• [STATED GOAL 1]
Write out again, unchanged, everything in the listing from the line containing "label-part: 19,700 km² [1591, 466, 1673, 483]" down to the line containing "text-run: Solar: In".

----------------

Lord Chancellor Campbell.—I am of opinion that this appeal ought to be dismissed as incompetent. The statutes on this subject, by which we must be governed, seem to me to divide cases in the Court of Session, with respect to the appeal to the House of Lords, into three classes— first, cases in which an appeal is expressly and absolutely forbidden; second, cases in which an appeal is competent with the leave of the Court, and not otherwise; third, cases in which, without the leave of the Court, and even after the refusal of leave by the Court, the parties may appeal de jure. The question is, whether this appeal is to be referred to the second or the third class.

As the interlocutors appealed against were pronounced by the Court without any difference of opinion among the Judges, they can be referred to the third class only, on the ground that they are not “interlocutory judgments,” and that they are “judgments or decrees on the whole merits of the cause.”

----------------

• [STATED GOAL 2]
In the legal opinion, what does Lord Chancellor Campbell say should happen to this appeal?

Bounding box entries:
----------------

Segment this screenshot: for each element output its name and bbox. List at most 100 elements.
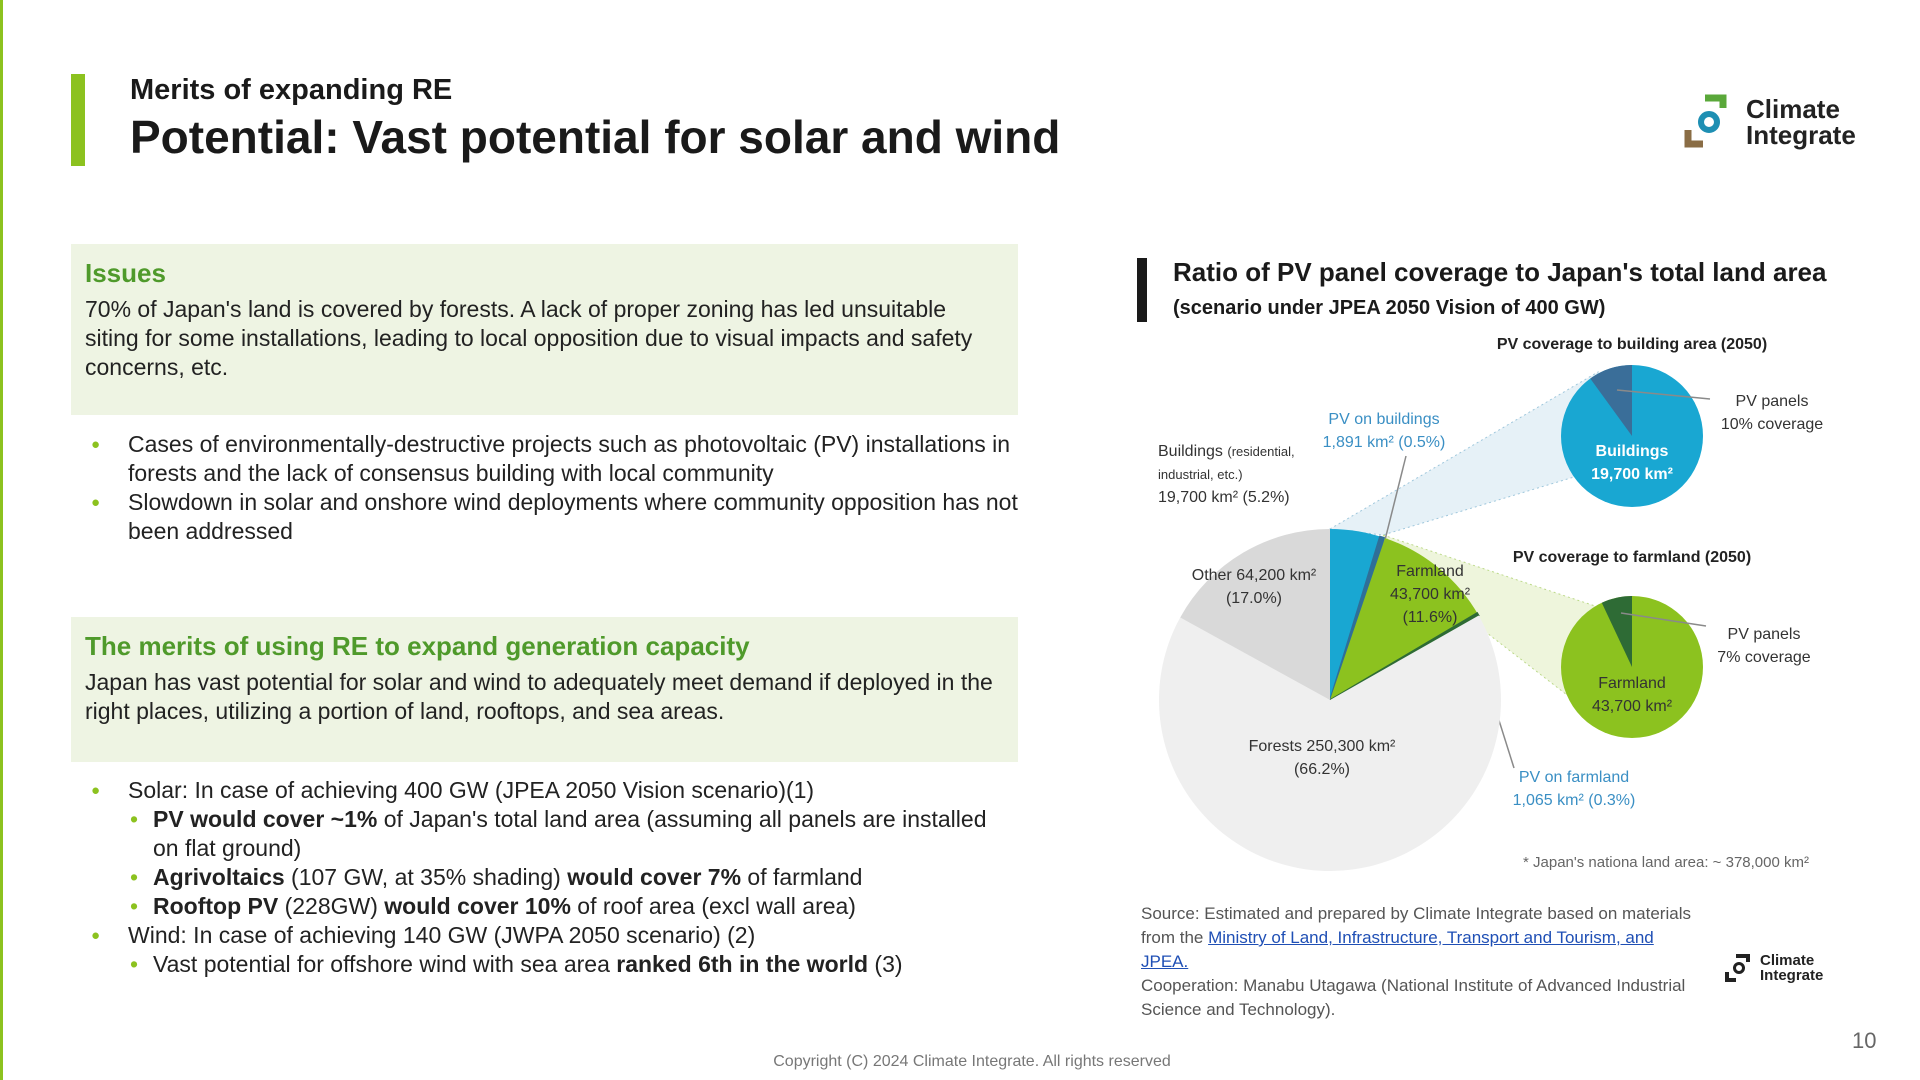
label-part: 19,700 km² [1591, 466, 1673, 483]
edge-bar [0, 0, 3, 1080]
land-note: * Japan's nationa land area: ~ 378,000 k… [1523, 854, 1809, 871]
label-part: PV coverage to building area (2050) [1496, 336, 1768, 353]
label-part: Forests [1248, 738, 1302, 755]
text-run: (3) [868, 951, 903, 977]
issues-box: Issues 70% of Japan's land is covered by… [71, 244, 1018, 415]
label-part: 1,891 km² [1322, 434, 1394, 451]
pie-label: Farmland 43,700 km² [1592, 672, 1672, 718]
source: Source: Estimated and prepared by Climat… [1141, 902, 1701, 1022]
sub-bullet: Vast potential for offshore wind with se… [128, 950, 1018, 979]
label-part: (5.2%) [1242, 489, 1290, 506]
label-part: 10% coverage [1720, 416, 1824, 433]
text-run: Solar: In case of achieving 400 GW (JPEA… [128, 777, 815, 803]
issues-list: Cases of environmentally-destructive pro… [86, 430, 1018, 546]
text-run: would cover 10% [384, 893, 571, 919]
pie-label: Farmland 43,700 km² (11.6%) [1390, 560, 1470, 629]
text-run: Vast potential for offshore wind with se… [153, 951, 617, 977]
label-part: (11.6%) [1402, 609, 1458, 626]
label-part: Other [1191, 567, 1232, 584]
label-part: (17.0%) [1225, 590, 1283, 607]
sub-bullet: Agrivoltaics (107 GW, at 35% shading) wo… [128, 863, 1018, 892]
kicker: Merits of expanding RE [130, 74, 453, 106]
merits-box: The merits of using RE to expand generat… [71, 617, 1018, 762]
sub-list: Vast potential for offshore wind with se… [128, 950, 1018, 979]
pie-label: Buildings (residential, industrial, etc.… [1158, 440, 1328, 509]
label-part: PV on farmland [1518, 769, 1630, 786]
pie-label: PV coverage to farmland (2050) [1513, 549, 1751, 567]
title-bar [71, 74, 85, 166]
pie-label: PV panels 10% coverage [1721, 390, 1823, 436]
label-part: Buildings [1595, 443, 1669, 460]
chart-title-bar [1137, 258, 1147, 322]
text-run: Wind: In case of achieving 140 GW (JWPA … [128, 922, 756, 948]
text-run: Cases of environmentally-destructive pro… [128, 431, 1011, 486]
logo-line: Climate [1760, 952, 1815, 969]
issues-heading: Issues [85, 258, 166, 288]
merits-list: Solar: In case of achieving 400 GW (JPEA… [86, 776, 1018, 979]
bullet: Wind: In case of achieving 140 GW (JWPA … [86, 921, 1018, 979]
label-part: PV coverage to farmland (2050) [1512, 549, 1752, 566]
label-part: PV panels [1735, 393, 1809, 410]
logo-shape [1725, 972, 1736, 982]
text-run: (107 GW, at 35% shading) [284, 864, 568, 890]
pie-label: Other 64,200 km² (17.0%) [1192, 564, 1317, 610]
pie-slice [1180, 529, 1330, 700]
logo-shape [1733, 962, 1745, 974]
logo-shape [1736, 954, 1750, 962]
label-part: 43,700 km² [1591, 698, 1673, 715]
logo-line: Integrate [1760, 967, 1824, 984]
small-logo-text: Climate Integrate [1760, 953, 1823, 983]
sub-bullet: Rooftop PV (228GW) would cover 10% of ro… [128, 892, 1018, 921]
pie-slice [1330, 538, 1479, 700]
text-run: Slowdown in solar and onshore wind deplo… [128, 489, 1018, 544]
leader-line [1620, 612, 1707, 627]
coverage-slice [1590, 365, 1632, 436]
text-run: Source: Estimated and prepared by Climat… [1141, 904, 1691, 947]
link[interactable]: Ministry of Land, Infrastructure, Transp… [1141, 928, 1654, 971]
text-run: Agrivoltaics [153, 864, 285, 890]
text-run: of Japan's total land area (assuming all… [153, 806, 987, 861]
label-part: 250,300 km² [1306, 738, 1396, 755]
leader-line [1616, 389, 1711, 400]
pie-label: Buildings 19,700 km² [1591, 440, 1673, 486]
bullet: Slowdown in solar and onshore wind deplo… [86, 488, 1018, 546]
label-part: Farmland [1598, 675, 1666, 692]
label-part: PV panels [1727, 626, 1801, 643]
text-run: PV would cover ~1% [153, 806, 378, 832]
logo-icon [1684, 94, 1727, 148]
text-run: of farmland [741, 864, 863, 890]
label-part: PV on buildings [1328, 411, 1440, 428]
small-logo-icon [1725, 954, 1750, 982]
label-part: (0.5%) [1398, 434, 1446, 451]
pie-label: Forests 250,300 km² (66.2%) [1249, 735, 1396, 781]
cooperation: Cooperation: Manabu Utagawa (National In… [1141, 976, 1686, 1019]
label-part: 19,700 km² [1158, 489, 1239, 506]
logo-shape [1705, 94, 1727, 108]
logo-shape [1684, 130, 1703, 148]
merits-heading: The merits of using RE to expand generat… [85, 631, 750, 661]
bullet: Cases of environmentally-destructive pro… [86, 430, 1018, 488]
pie-sub-slice [1329, 611, 1480, 701]
logo-shape [1698, 111, 1720, 133]
page-number: 10 [1852, 1028, 1877, 1053]
sub-bullet: PV would cover ~1% of Japan's total land… [128, 805, 1018, 863]
pie-label: PV on farmland 1,065 km² (0.3%) [1513, 766, 1636, 812]
page-title: Potential: Vast potential for solar and … [130, 111, 1061, 163]
label-part: (0.3%) [1588, 792, 1636, 809]
pie-label: PV on buildings 1,891 km² (0.5%) [1323, 408, 1446, 454]
label-part: (66.2%) [1293, 761, 1351, 778]
chart-title: Ratio of PV panel coverage to Japan's to… [1173, 257, 1827, 287]
text-run: of roof area (excl wall area) [570, 893, 856, 919]
pie-label: PV coverage to building area (2050) [1497, 336, 1767, 354]
bullet: Solar: In case of achieving 400 GW (JPEA… [86, 776, 1018, 921]
label-part: 64,200 km² [1236, 567, 1317, 584]
text-run: (228GW) [278, 893, 385, 919]
logo-line: Climate [1746, 94, 1840, 124]
label-part: Buildings [1158, 443, 1223, 460]
chart-subtitle: (scenario under JPEA 2050 Vision of 400 … [1173, 297, 1606, 319]
text-run: would cover 7% [567, 864, 742, 890]
logo-line: Integrate [1746, 120, 1856, 150]
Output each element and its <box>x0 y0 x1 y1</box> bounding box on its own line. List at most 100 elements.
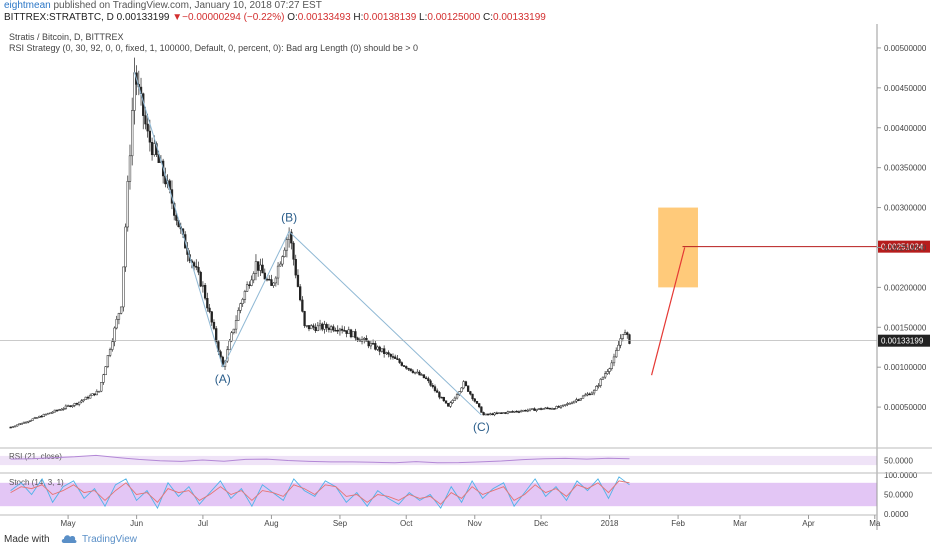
candle-body <box>508 411 512 413</box>
candle-body <box>228 340 231 351</box>
chart-header: eightmean published on TradingView.com, … <box>0 0 932 24</box>
candle-body <box>212 321 216 329</box>
candle-body <box>469 391 472 395</box>
rsi-title: RSI (21, close) <box>9 452 62 461</box>
candle-body <box>208 307 211 312</box>
candle-body <box>36 417 39 419</box>
candle-body <box>599 378 602 386</box>
y-tick-label: 0.00050000 <box>884 403 927 412</box>
cloud-logo-icon <box>61 535 77 543</box>
candle-body <box>579 398 582 401</box>
candle-body <box>340 328 344 331</box>
candle-body <box>595 385 598 391</box>
x-tick-label: May <box>61 519 76 528</box>
candle-body <box>199 271 202 287</box>
candle-body <box>433 386 437 391</box>
candle-body <box>489 413 492 416</box>
candle-body <box>272 282 275 286</box>
candle-body <box>513 410 516 413</box>
wave-label: (C) <box>473 420 490 434</box>
candle-body <box>453 397 457 401</box>
candle-body <box>243 291 247 300</box>
candle-body <box>389 354 392 357</box>
candle-body <box>360 339 364 342</box>
low-label: L: <box>419 12 428 23</box>
candle-body <box>9 426 12 429</box>
candle-body <box>146 123 149 132</box>
candle-body <box>197 267 200 273</box>
candle-body <box>60 409 63 411</box>
candle-body <box>495 412 499 415</box>
candle-body <box>318 323 322 327</box>
candle-body <box>486 413 490 416</box>
candle-body <box>38 415 41 418</box>
candle-body <box>40 415 43 418</box>
candle-body <box>621 333 624 339</box>
candle-body <box>405 366 408 369</box>
candle-body <box>380 348 384 352</box>
candle-body <box>376 346 379 350</box>
candle-body <box>327 327 331 330</box>
candle-body <box>82 399 85 402</box>
candle-body <box>416 371 419 374</box>
candle-body <box>462 381 465 389</box>
brand-name[interactable]: TradingView <box>82 534 138 545</box>
stoch-band <box>0 482 877 507</box>
candle-body <box>431 385 434 387</box>
candle-body <box>424 377 428 380</box>
candle-body <box>354 331 357 339</box>
candle-body <box>535 409 538 411</box>
candle-body <box>515 410 518 413</box>
candle-body <box>80 400 83 403</box>
candle-body <box>274 277 277 284</box>
candle-body <box>124 226 127 268</box>
projection-arrow <box>650 247 686 376</box>
candle-body <box>66 405 70 407</box>
candle-body <box>175 215 178 221</box>
candle-body <box>285 239 289 251</box>
candle-body <box>524 409 527 412</box>
stoch-tick-label: 50.0000 <box>884 491 913 500</box>
candle-body <box>51 411 54 414</box>
candle-body <box>44 413 48 416</box>
candle-body <box>356 337 359 341</box>
candle-body <box>471 393 474 400</box>
candle-body <box>444 400 448 404</box>
candle-body <box>588 393 591 396</box>
stoch-k-line <box>10 476 630 510</box>
candle-body <box>464 381 468 386</box>
stoch-tick-label: 0.0000 <box>884 510 909 519</box>
candle-body <box>511 411 514 413</box>
candle-body <box>411 370 415 373</box>
symbol-label[interactable]: BITTREX:STRATBTC, D <box>4 12 114 23</box>
candle-body <box>97 390 101 393</box>
x-tick-label: Jul <box>198 519 208 528</box>
candle-body <box>502 412 505 414</box>
rsi-band <box>0 455 877 466</box>
candle-body <box>528 408 532 411</box>
candle-body <box>13 425 17 428</box>
author-link[interactable]: eightmean <box>4 0 51 11</box>
candle-body <box>387 352 390 355</box>
candle-body <box>102 374 105 383</box>
candle-body <box>491 413 494 416</box>
candle-body <box>422 374 426 379</box>
x-tick-label: Oct <box>400 519 413 528</box>
target-label: 0.00251024 <box>881 243 924 252</box>
candle-body <box>263 272 266 280</box>
close-label: C: <box>483 12 494 23</box>
candle-body <box>619 338 622 346</box>
candle-body <box>533 408 536 411</box>
candle-body <box>568 402 571 405</box>
candle-body <box>506 411 510 414</box>
axes-layer: 0.00500000 0.00450000 0.00400000 0.00350000… <box>0 24 932 530</box>
candle-body <box>299 286 302 301</box>
chart-canvas[interactable]: (A) (B) (C) 0.00133199 0.00251024 RSI (21, … <box>0 24 932 530</box>
candle-body <box>73 403 76 406</box>
candle-body <box>537 408 541 410</box>
candle-body <box>210 311 213 323</box>
candle-body <box>566 403 569 405</box>
stoch-title: Stoch (14, 3, 1) <box>9 478 64 487</box>
y-tick-label: 0.00450000 <box>884 84 927 93</box>
candle-body <box>610 362 613 369</box>
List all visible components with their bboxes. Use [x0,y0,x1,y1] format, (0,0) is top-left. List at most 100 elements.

----------------

• [FINAL RESULT 1]
label-part: 19,700 km² [1591, 466, 1673, 483]
edge-bar [0, 0, 3, 1080]
land-note: * Japan's nationa land area: ~ 378,000 k… [1523, 854, 1809, 871]
label-part: PV coverage to building area (2050) [1496, 336, 1768, 353]
label-part: Forests [1248, 738, 1302, 755]
text-run: (3) [868, 951, 903, 977]
issues-box: Issues 70% of Japan's land is covered by… [71, 244, 1018, 415]
label-part: 1,891 km² [1322, 434, 1394, 451]
pie-label: Farmland 43,700 km² [1592, 672, 1672, 718]
source: Source: Estimated and prepared by Climat… [1141, 902, 1701, 1022]
sub-bullet: Vast potential for offshore wind with se… [128, 950, 1018, 979]
label-part: (5.2%) [1242, 489, 1290, 506]
label-part: 10% coverage [1720, 416, 1824, 433]
text-run: Solar: In case of achieving 400 GW (JPEA… [128, 777, 815, 803]

• [FINAL RESULT 2]
It ought to be dismissed as incompetent.